Dataset items
++++++++
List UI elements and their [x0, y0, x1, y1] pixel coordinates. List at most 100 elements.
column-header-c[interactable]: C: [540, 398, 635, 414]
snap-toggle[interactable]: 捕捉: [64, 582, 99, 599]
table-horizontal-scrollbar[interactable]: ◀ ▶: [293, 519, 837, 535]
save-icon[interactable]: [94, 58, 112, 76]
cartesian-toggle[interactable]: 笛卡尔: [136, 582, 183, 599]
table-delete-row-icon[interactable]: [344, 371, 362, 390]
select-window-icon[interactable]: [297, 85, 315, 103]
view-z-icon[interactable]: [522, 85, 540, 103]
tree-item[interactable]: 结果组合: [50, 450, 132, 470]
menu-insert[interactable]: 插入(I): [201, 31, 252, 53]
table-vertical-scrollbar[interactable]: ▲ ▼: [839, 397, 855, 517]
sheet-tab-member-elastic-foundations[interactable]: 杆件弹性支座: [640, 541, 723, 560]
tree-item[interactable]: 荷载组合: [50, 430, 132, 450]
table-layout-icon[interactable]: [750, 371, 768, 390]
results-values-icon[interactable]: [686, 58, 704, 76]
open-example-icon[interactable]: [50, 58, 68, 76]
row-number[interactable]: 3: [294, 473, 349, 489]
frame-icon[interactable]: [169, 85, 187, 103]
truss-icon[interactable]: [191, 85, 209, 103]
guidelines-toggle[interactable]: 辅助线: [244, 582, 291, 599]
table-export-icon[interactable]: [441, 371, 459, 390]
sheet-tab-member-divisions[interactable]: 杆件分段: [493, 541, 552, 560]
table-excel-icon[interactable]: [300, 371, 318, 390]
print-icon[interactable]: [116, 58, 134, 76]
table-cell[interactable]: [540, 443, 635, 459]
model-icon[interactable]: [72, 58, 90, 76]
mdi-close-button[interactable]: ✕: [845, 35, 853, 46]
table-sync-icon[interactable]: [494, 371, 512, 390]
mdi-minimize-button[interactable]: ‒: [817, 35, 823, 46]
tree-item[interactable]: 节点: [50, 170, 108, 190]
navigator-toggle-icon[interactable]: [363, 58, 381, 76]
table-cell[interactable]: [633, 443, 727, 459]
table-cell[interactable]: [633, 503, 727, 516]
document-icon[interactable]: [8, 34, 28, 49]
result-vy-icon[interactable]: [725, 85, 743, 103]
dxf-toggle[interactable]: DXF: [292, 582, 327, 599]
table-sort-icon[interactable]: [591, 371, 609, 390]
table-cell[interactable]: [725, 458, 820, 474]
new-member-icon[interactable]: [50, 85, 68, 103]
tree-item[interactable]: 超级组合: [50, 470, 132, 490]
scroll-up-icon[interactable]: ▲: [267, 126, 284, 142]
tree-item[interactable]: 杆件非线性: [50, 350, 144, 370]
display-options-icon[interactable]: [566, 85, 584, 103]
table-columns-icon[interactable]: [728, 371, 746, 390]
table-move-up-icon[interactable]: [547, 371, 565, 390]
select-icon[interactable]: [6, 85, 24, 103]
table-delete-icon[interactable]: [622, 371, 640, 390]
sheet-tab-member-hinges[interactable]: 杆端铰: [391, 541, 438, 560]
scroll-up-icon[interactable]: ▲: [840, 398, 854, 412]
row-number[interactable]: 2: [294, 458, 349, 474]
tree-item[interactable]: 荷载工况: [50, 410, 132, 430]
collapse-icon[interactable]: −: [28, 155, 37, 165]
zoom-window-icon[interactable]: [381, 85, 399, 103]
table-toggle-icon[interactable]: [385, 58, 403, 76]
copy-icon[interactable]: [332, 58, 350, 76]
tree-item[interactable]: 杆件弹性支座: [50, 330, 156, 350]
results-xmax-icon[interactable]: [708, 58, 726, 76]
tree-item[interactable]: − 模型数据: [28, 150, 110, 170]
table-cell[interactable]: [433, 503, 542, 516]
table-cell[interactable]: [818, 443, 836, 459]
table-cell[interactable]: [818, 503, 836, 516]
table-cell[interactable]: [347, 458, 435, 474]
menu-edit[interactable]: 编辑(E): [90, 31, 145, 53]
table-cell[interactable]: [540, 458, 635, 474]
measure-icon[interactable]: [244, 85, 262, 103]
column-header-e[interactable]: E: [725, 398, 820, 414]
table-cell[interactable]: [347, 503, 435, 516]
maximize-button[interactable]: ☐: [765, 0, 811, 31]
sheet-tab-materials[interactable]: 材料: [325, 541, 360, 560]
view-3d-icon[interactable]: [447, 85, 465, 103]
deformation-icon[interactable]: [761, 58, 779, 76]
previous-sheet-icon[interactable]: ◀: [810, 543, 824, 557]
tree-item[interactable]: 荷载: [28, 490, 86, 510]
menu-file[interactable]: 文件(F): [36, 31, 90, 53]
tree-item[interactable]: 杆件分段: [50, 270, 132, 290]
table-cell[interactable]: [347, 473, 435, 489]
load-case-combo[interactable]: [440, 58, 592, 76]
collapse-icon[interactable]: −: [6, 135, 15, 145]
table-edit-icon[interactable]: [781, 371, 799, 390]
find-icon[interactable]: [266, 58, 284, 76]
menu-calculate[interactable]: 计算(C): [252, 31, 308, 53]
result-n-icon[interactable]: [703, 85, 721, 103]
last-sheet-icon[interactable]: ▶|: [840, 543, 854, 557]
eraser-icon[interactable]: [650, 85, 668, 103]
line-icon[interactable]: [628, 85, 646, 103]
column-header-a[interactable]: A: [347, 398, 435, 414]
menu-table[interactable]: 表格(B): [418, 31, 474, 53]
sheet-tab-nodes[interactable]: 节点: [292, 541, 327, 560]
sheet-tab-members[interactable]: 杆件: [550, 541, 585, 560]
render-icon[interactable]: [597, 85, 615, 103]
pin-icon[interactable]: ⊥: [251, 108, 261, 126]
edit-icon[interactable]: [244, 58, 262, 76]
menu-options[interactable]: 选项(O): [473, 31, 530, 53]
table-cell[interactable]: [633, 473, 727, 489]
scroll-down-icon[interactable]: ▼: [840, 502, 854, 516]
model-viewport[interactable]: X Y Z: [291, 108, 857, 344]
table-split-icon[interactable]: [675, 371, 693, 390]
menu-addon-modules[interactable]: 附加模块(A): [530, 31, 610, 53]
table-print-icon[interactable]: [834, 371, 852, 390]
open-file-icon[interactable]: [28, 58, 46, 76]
++++++++
### What is expected:
Change "tree-item" to "tree-node" in the lines from the first line of the dataset items up to and including the line with "table-excel-icon[interactable]: [300, 371, 318, 390]". Write out only those lines again, leaving everything else unchanged.

### Written response:
List UI elements and their [x0, y0, x1, y1] pixel coordinates. List at most 100 elements.
column-header-c[interactable]: C: [540, 398, 635, 414]
snap-toggle[interactable]: 捕捉: [64, 582, 99, 599]
table-horizontal-scrollbar[interactable]: ◀ ▶: [293, 519, 837, 535]
save-icon[interactable]: [94, 58, 112, 76]
cartesian-toggle[interactable]: 笛卡尔: [136, 582, 183, 599]
table-delete-row-icon[interactable]: [344, 371, 362, 390]
select-window-icon[interactable]: [297, 85, 315, 103]
view-z-icon[interactable]: [522, 85, 540, 103]
tree-node[interactable]: 结果组合: [50, 450, 132, 470]
menu-insert[interactable]: 插入(I): [201, 31, 252, 53]
table-vertical-scrollbar[interactable]: ▲ ▼: [839, 397, 855, 517]
sheet-tab-member-elastic-foundations[interactable]: 杆件弹性支座: [640, 541, 723, 560]
tree-node[interactable]: 荷载组合: [50, 430, 132, 450]
table-layout-icon[interactable]: [750, 371, 768, 390]
results-values-icon[interactable]: [686, 58, 704, 76]
open-example-icon[interactable]: [50, 58, 68, 76]
row-number[interactable]: 3: [294, 473, 349, 489]
frame-icon[interactable]: [169, 85, 187, 103]
truss-icon[interactable]: [191, 85, 209, 103]
guidelines-toggle[interactable]: 辅助线: [244, 582, 291, 599]
table-export-icon[interactable]: [441, 371, 459, 390]
sheet-tab-member-divisions[interactable]: 杆件分段: [493, 541, 552, 560]
table-excel-icon[interactable]: [300, 371, 318, 390]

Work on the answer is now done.